## Start TASK DATA

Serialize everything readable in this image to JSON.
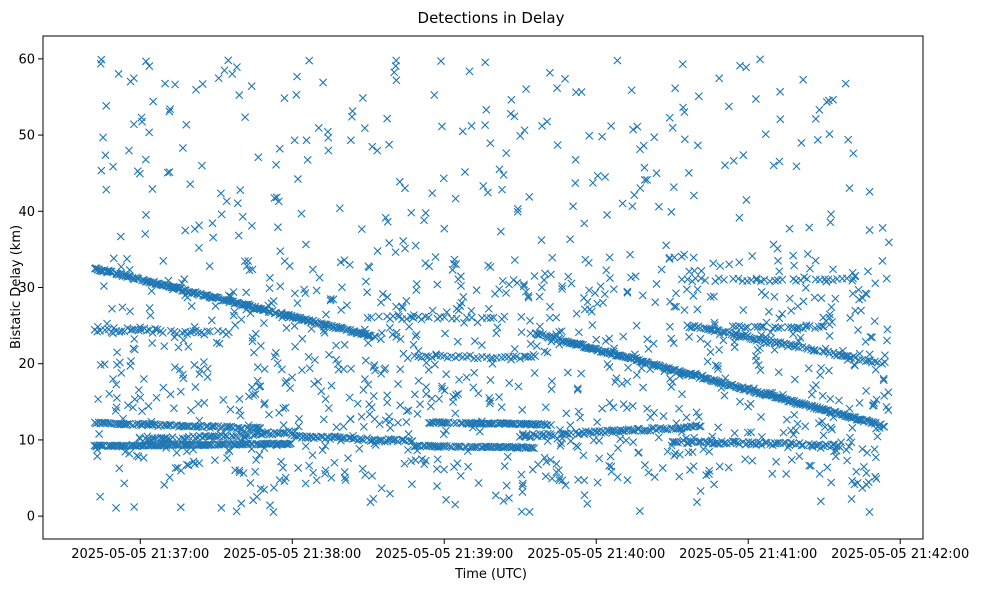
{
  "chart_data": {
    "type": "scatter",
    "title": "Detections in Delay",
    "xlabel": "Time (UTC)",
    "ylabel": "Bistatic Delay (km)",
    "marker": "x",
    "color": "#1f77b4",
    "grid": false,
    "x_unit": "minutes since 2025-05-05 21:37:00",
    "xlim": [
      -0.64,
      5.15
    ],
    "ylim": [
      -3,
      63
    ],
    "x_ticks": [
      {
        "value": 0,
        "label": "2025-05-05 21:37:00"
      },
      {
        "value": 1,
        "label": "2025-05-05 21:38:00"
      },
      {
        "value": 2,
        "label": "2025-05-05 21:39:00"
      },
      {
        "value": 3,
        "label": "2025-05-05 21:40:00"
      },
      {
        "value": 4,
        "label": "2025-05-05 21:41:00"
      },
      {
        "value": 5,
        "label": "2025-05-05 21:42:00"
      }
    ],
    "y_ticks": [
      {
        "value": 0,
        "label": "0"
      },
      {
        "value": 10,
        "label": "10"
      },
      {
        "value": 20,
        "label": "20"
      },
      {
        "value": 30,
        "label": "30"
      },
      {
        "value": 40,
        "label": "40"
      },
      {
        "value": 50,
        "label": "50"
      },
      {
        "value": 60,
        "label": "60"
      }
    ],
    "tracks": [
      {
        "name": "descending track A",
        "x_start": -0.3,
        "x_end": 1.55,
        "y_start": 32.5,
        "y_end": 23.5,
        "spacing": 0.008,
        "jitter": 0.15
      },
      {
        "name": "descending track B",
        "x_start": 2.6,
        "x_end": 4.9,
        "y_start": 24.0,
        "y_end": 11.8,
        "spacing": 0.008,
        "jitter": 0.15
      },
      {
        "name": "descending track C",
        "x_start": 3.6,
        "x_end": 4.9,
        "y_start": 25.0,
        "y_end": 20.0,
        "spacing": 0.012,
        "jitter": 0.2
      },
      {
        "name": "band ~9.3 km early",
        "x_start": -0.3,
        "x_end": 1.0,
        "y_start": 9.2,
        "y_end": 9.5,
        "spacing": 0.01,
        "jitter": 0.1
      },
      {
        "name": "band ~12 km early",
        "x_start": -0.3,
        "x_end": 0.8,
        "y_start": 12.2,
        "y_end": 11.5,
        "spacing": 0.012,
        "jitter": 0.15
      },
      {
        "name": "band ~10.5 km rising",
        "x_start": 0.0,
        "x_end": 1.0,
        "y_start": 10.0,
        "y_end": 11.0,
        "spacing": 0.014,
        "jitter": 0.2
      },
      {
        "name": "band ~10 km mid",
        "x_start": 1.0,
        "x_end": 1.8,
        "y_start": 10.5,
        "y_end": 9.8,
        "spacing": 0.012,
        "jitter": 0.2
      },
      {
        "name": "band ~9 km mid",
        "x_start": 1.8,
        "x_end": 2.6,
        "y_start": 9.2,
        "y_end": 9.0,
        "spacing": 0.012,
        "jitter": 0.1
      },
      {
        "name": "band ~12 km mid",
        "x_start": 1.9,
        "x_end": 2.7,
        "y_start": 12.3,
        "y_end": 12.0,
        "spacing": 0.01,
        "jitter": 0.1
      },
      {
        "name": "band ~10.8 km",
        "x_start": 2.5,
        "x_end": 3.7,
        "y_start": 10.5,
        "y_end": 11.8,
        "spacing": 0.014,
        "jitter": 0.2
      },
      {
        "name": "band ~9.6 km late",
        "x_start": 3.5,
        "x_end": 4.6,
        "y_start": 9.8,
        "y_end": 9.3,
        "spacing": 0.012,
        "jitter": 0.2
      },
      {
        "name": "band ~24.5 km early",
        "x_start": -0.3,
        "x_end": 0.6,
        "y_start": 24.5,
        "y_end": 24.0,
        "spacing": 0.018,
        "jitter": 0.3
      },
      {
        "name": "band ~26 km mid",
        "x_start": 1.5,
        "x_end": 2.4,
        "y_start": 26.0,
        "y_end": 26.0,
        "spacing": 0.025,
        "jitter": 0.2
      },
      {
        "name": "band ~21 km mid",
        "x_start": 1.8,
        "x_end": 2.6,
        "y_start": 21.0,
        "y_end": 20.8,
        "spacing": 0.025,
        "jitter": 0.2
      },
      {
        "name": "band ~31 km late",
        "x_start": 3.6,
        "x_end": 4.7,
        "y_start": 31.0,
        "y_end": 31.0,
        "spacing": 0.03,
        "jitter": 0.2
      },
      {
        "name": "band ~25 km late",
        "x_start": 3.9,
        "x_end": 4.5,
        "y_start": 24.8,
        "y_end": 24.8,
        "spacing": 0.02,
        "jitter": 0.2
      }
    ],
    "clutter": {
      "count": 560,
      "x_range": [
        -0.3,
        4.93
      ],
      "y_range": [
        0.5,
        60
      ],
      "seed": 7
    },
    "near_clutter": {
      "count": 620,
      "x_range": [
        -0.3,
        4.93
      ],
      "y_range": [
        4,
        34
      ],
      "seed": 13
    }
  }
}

## End TASK DATA
## Start TASK DATA

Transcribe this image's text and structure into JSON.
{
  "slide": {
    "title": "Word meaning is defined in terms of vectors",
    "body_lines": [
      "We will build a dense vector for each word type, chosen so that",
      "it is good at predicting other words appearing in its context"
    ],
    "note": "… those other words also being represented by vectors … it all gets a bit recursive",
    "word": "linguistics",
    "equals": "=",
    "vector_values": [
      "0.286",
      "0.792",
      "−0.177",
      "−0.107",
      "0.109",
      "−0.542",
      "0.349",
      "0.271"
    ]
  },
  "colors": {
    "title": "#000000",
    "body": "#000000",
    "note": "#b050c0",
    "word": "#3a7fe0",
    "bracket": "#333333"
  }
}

## End TASK DATA
## Start TASK DATA

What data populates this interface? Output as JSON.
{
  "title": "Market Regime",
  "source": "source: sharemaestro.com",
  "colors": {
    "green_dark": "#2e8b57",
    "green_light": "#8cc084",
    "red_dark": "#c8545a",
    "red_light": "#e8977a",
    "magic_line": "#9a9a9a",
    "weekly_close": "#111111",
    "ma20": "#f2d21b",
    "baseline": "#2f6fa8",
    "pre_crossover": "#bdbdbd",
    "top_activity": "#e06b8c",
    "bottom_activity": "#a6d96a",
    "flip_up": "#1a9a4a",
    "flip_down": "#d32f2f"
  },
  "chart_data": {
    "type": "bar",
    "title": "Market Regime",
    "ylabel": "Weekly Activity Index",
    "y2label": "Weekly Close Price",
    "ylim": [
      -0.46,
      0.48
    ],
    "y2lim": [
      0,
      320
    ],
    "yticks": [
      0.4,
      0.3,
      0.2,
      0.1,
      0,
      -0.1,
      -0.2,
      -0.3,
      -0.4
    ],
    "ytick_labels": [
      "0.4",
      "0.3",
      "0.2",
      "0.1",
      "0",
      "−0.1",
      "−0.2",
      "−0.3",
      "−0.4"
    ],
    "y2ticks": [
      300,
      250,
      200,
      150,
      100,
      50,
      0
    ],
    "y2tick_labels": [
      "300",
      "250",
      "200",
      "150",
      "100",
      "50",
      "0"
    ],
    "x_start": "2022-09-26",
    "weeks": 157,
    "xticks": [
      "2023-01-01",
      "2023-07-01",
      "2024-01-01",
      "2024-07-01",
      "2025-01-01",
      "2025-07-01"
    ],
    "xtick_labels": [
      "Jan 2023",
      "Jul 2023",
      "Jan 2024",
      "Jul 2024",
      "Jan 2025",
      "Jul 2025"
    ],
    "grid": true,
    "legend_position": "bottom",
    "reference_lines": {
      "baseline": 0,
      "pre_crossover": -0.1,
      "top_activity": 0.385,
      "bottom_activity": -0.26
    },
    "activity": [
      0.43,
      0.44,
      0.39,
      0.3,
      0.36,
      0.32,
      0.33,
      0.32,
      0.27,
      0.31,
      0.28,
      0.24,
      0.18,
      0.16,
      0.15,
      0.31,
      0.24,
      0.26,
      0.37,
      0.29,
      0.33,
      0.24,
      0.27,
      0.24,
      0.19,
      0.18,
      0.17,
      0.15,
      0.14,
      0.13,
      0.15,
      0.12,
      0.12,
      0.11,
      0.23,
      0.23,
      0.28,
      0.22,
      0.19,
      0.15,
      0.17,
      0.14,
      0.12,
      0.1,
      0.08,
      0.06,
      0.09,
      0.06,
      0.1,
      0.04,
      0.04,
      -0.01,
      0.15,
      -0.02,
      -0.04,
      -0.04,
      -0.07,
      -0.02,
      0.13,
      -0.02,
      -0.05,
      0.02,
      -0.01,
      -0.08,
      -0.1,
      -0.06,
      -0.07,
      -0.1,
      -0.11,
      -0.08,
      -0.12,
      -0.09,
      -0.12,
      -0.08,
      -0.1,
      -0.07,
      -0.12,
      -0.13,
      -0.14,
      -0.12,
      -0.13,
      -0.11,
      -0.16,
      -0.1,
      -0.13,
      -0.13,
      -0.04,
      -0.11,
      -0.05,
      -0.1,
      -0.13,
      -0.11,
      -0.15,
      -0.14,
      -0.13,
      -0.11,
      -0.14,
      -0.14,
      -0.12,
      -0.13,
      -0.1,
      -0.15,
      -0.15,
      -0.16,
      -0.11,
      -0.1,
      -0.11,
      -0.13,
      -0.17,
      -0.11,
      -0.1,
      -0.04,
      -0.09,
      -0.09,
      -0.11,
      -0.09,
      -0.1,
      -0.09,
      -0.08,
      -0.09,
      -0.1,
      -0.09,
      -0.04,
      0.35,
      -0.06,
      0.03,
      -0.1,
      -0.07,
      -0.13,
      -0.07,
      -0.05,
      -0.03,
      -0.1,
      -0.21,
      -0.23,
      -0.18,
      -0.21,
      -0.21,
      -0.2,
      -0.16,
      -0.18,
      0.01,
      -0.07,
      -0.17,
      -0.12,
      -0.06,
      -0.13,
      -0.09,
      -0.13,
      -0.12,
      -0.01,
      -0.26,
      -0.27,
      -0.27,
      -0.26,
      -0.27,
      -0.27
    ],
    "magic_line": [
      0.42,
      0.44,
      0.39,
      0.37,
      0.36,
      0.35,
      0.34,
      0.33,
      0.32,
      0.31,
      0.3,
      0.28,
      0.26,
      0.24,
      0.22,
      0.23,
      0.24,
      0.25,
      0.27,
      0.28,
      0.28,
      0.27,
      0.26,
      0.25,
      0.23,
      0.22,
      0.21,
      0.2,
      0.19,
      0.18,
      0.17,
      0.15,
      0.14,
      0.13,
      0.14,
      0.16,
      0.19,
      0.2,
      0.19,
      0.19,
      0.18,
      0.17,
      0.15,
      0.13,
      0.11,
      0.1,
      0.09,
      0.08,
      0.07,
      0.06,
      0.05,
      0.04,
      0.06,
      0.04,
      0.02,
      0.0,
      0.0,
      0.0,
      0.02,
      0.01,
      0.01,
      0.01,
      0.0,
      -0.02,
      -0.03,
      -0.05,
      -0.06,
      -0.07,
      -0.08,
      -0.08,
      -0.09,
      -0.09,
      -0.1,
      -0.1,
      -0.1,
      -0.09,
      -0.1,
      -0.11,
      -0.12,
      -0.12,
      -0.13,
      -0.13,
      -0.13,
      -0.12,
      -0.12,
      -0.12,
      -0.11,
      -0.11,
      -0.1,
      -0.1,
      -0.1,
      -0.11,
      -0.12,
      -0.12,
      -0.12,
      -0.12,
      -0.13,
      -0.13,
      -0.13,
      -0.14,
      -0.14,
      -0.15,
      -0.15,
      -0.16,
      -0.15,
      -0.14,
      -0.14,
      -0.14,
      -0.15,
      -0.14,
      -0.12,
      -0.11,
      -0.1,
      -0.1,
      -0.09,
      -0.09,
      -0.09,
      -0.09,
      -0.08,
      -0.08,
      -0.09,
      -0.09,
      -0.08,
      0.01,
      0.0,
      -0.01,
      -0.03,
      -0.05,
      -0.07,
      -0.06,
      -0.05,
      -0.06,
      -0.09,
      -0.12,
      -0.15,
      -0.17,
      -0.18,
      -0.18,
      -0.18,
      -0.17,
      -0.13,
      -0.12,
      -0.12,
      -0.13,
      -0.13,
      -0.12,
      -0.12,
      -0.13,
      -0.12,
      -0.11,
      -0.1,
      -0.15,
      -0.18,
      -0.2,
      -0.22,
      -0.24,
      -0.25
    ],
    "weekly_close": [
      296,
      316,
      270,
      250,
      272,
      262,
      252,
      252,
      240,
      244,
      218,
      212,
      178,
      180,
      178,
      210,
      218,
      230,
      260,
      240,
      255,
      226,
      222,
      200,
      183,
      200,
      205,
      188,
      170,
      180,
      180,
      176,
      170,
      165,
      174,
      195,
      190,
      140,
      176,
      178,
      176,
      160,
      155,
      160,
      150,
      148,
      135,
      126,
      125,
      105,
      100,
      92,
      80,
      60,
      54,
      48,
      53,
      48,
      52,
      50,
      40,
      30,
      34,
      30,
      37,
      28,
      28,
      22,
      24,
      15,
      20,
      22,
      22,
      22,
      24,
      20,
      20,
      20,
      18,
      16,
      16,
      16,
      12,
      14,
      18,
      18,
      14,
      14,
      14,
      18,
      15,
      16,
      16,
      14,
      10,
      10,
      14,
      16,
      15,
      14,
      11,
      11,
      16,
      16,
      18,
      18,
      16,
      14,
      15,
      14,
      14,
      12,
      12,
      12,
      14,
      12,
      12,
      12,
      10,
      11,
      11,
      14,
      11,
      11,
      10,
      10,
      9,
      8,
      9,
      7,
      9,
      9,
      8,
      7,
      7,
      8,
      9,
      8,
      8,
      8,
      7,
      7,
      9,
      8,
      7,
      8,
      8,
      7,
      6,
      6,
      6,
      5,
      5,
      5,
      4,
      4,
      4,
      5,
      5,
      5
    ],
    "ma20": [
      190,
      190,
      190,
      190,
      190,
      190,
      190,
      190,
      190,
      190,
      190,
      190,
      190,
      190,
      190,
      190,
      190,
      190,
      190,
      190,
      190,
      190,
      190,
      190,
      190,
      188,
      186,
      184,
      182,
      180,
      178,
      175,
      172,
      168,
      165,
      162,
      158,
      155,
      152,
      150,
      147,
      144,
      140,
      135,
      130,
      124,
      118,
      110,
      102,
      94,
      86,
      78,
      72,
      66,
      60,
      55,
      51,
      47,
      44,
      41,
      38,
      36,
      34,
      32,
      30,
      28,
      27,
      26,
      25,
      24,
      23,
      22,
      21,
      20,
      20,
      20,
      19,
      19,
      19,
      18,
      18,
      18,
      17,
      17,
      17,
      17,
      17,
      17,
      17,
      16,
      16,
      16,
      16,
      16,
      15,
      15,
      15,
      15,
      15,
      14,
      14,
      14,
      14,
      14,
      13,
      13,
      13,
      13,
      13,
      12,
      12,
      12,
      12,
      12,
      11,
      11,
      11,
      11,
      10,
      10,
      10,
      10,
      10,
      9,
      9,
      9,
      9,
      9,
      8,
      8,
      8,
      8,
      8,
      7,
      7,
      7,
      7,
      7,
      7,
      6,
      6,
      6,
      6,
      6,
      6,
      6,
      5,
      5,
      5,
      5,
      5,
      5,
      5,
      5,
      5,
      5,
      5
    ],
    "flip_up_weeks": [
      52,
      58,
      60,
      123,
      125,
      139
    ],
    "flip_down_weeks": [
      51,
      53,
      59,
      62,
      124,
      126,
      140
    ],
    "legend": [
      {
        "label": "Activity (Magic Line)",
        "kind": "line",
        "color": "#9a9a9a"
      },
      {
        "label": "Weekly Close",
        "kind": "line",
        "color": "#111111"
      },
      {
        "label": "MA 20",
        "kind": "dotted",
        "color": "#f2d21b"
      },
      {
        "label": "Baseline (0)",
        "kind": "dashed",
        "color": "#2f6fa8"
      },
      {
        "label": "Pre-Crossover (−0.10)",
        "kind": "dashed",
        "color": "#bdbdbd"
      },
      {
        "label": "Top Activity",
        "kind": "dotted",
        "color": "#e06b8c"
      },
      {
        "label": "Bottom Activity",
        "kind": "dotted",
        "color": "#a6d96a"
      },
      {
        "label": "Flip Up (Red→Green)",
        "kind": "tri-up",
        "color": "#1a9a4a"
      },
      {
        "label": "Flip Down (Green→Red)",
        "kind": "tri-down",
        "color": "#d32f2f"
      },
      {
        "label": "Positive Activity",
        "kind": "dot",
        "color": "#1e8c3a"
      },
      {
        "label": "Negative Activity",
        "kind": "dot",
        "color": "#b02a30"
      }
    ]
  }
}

## End TASK DATA

### [AIM OF THE TASK]
Where a line holds "Market", copy it out.

### [RESULT]
  "title": "Market Regime",
    "title": "Market Regime",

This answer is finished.